■ **元素位置数据**
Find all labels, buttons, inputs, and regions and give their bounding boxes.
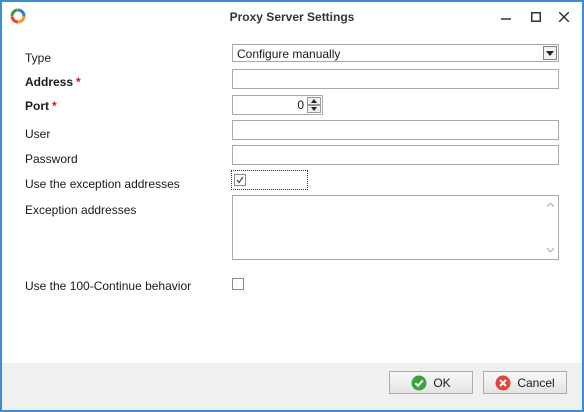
check-circle-icon bbox=[411, 375, 427, 390]
type-label: Type bbox=[25, 51, 52, 65]
scroll-down-icon bbox=[547, 248, 554, 252]
type-dropdown-button[interactable] bbox=[543, 46, 557, 60]
continue-behavior-label: Use the 100-Continue behavior bbox=[25, 279, 192, 293]
chevron-down-icon bbox=[546, 50, 554, 56]
port-decrement-button[interactable] bbox=[307, 105, 321, 113]
address-label-text: Address bbox=[25, 75, 74, 89]
proxy-settings-dialog: Proxy Server Settings Type Configure man… bbox=[0, 0, 584, 412]
arrow-down-icon bbox=[311, 107, 317, 111]
password-input[interactable] bbox=[232, 145, 559, 165]
port-label: Port * bbox=[25, 99, 57, 113]
type-select-value: Configure manually bbox=[237, 47, 341, 61]
scroll-down-button[interactable] bbox=[545, 245, 556, 255]
required-marker: * bbox=[76, 75, 81, 89]
exception-addresses-label: Exception addresses bbox=[25, 203, 137, 217]
port-label-text: Port bbox=[25, 99, 49, 113]
port-spin-buttons bbox=[307, 97, 321, 113]
required-marker: * bbox=[52, 99, 57, 113]
port-spinner[interactable]: 0 bbox=[232, 95, 323, 115]
user-input[interactable] bbox=[232, 120, 559, 140]
use-exception-checkbox[interactable] bbox=[234, 174, 246, 186]
address-input[interactable] bbox=[232, 69, 559, 89]
continue-behavior-checkbox[interactable] bbox=[232, 278, 244, 290]
x-circle-icon bbox=[495, 375, 511, 390]
password-label: Password bbox=[25, 152, 78, 166]
scroll-up-button[interactable] bbox=[545, 200, 556, 210]
use-exception-label: Use the exception addresses bbox=[25, 177, 180, 191]
close-button[interactable] bbox=[552, 6, 576, 28]
minimize-icon bbox=[501, 18, 511, 20]
exception-addresses-textarea[interactable] bbox=[232, 195, 559, 260]
maximize-icon bbox=[531, 12, 541, 22]
port-increment-button[interactable] bbox=[307, 97, 321, 105]
maximize-button[interactable] bbox=[524, 6, 548, 28]
scroll-up-icon bbox=[547, 203, 554, 207]
title-bar: Proxy Server Settings bbox=[2, 2, 582, 32]
minimize-button[interactable] bbox=[494, 6, 518, 28]
checkmark-icon bbox=[236, 176, 244, 184]
close-icon bbox=[559, 12, 569, 22]
cancel-button-label: Cancel bbox=[517, 375, 555, 390]
address-label: Address * bbox=[25, 75, 81, 89]
dialog-footer: OK Cancel bbox=[2, 363, 582, 410]
cancel-button[interactable]: Cancel bbox=[483, 371, 567, 394]
ok-button-label: OK bbox=[433, 375, 451, 390]
port-value: 0 bbox=[297, 98, 304, 112]
type-select[interactable]: Configure manually bbox=[232, 44, 559, 62]
arrow-up-icon bbox=[311, 99, 317, 103]
user-label: User bbox=[25, 127, 51, 141]
ok-button[interactable]: OK bbox=[389, 371, 473, 394]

■ **完成任务**
将上面所有条目中的“Proxy Server Settings”换成“Network Proxy Settings”，其余内容不变，重新写出全部条目，图片不要放进答案。

■ **完成结果**
Find all labels, buttons, inputs, and regions and give their bounding boxes.
check-circle-icon bbox=[411, 375, 427, 390]
type-label: Type bbox=[25, 51, 52, 65]
scroll-down-icon bbox=[547, 248, 554, 252]
type-dropdown-button[interactable] bbox=[543, 46, 557, 60]
continue-behavior-label: Use the 100-Continue behavior bbox=[25, 279, 192, 293]
chevron-down-icon bbox=[546, 50, 554, 56]
port-decrement-button[interactable] bbox=[307, 105, 321, 113]
address-label-text: Address bbox=[25, 75, 74, 89]
proxy-settings-dialog: Network Proxy Settings Type Configure man… bbox=[0, 0, 584, 412]
arrow-down-icon bbox=[311, 107, 317, 111]
password-input[interactable] bbox=[232, 145, 559, 165]
port-label: Port * bbox=[25, 99, 57, 113]
type-select-value: Configure manually bbox=[237, 47, 341, 61]
scroll-down-button[interactable] bbox=[545, 245, 556, 255]
required-marker: * bbox=[76, 75, 81, 89]
exception-addresses-label: Exception addresses bbox=[25, 203, 137, 217]
port-label-text: Port bbox=[25, 99, 49, 113]
port-spin-buttons bbox=[307, 97, 321, 113]
required-marker: * bbox=[52, 99, 57, 113]
port-spinner[interactable]: 0 bbox=[232, 95, 323, 115]
user-input[interactable] bbox=[232, 120, 559, 140]
use-exception-checkbox[interactable] bbox=[234, 174, 246, 186]
address-input[interactable] bbox=[232, 69, 559, 89]
continue-behavior-checkbox[interactable] bbox=[232, 278, 244, 290]
x-circle-icon bbox=[495, 375, 511, 390]
password-label: Password bbox=[25, 152, 78, 166]
scroll-up-button[interactable] bbox=[545, 200, 556, 210]
use-exception-label: Use the exception addresses bbox=[25, 177, 180, 191]
close-button[interactable] bbox=[552, 6, 576, 28]
minimize-icon bbox=[501, 18, 511, 20]
exception-addresses-textarea[interactable] bbox=[232, 195, 559, 260]
maximize-icon bbox=[531, 12, 541, 22]
port-increment-button[interactable] bbox=[307, 97, 321, 105]
maximize-button[interactable] bbox=[524, 6, 548, 28]
scroll-up-icon bbox=[547, 203, 554, 207]
title-bar: Network Proxy Settings bbox=[2, 2, 582, 32]
minimize-button[interactable] bbox=[494, 6, 518, 28]
checkmark-icon bbox=[236, 176, 244, 184]
close-icon bbox=[559, 12, 569, 22]
cancel-button-label: Cancel bbox=[517, 375, 555, 390]
address-label: Address * bbox=[25, 75, 81, 89]
dialog-footer: OK Cancel bbox=[2, 363, 582, 410]
cancel-button[interactable]: Cancel bbox=[483, 371, 567, 394]
ok-button-label: OK bbox=[433, 375, 451, 390]
port-value: 0 bbox=[297, 98, 304, 112]
type-select[interactable]: Configure manually bbox=[232, 44, 559, 62]
arrow-up-icon bbox=[311, 99, 317, 103]
user-label: User bbox=[25, 127, 51, 141]
ok-button[interactable]: OK bbox=[389, 371, 473, 394]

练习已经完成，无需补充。